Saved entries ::
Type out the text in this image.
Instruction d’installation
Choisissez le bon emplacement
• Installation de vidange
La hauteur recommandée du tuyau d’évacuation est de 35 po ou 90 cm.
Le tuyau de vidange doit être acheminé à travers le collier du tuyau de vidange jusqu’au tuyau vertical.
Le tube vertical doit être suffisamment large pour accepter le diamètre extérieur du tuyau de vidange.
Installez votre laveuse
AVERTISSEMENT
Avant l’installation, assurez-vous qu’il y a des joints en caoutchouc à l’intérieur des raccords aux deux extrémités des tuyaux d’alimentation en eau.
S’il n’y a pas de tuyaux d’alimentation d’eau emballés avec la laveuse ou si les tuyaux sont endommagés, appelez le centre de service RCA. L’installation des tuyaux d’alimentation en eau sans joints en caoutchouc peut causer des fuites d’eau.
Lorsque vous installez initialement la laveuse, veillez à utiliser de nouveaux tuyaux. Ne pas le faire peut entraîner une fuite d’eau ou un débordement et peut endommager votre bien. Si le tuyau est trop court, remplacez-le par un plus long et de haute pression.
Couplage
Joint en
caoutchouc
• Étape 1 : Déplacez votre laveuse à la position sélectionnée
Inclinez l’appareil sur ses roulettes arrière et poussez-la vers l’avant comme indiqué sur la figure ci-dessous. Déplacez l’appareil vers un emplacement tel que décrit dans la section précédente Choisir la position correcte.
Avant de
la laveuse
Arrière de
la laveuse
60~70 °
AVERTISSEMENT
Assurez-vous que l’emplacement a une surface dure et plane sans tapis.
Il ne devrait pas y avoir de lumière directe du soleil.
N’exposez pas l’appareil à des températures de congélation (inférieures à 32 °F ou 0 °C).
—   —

Written problem ::
Each record must be returned exactly as it is written.

Solution ::
Type out the text in this image.
Instruction d’installation
Choisissez le bon emplacement
• Installation de vidange
La hauteur recommandée du tuyau d’évacuation est de 35 po ou 90 cm.
Le tuyau de vidange doit être acheminé à travers le collier du tuyau de vidange jusqu’au tuyau vertical.
Le tube vertical doit être suffisamment large pour accepter le diamètre extérieur du tuyau de vidange.
Installez votre laveuse
AVERTISSEMENT
Avant l’installation, assurez-vous qu’il y a des joints en caoutchouc à l’intérieur des raccords aux deux extrémités des tuyaux d’alimentation en eau.
S’il n’y a pas de tuyaux d’alimentation d’eau emballés avec la laveuse ou si les tuyaux sont endommagés, appelez le centre de service RCA. L’installation des tuyaux d’alimentation en eau sans joints en caoutchouc peut causer des fuites d’eau.
Lorsque vous installez initialement la laveuse, veillez à utiliser de nouveaux tuyaux. Ne pas le faire peut entraîner une fuite d’eau ou un débordement et peut endommager votre bien. Si le tuyau est trop court, remplacez-le par un plus long et de haute pression.
Couplage
Joint en
caoutchouc
• Étape 1 : Déplacez votre laveuse à la position sélectionnée
Inclinez l’appareil sur ses roulettes arrière et poussez-la vers l’avant comme indiqué sur la figure ci-dessous. Déplacez l’appareil vers un emplacement tel que décrit dans la section précédente Choisir la position correcte.
Avant de
la laveuse
Arrière de
la laveuse
60~70 °
AVERTISSEMENT
Assurez-vous que l’emplacement a une surface dure et plane sans tapis.
Il ne devrait pas y avoir de lumière directe du soleil.
N’exposez pas l’appareil à des températures de congélation (inférieures à 32 °F ou 0 °C).
—   —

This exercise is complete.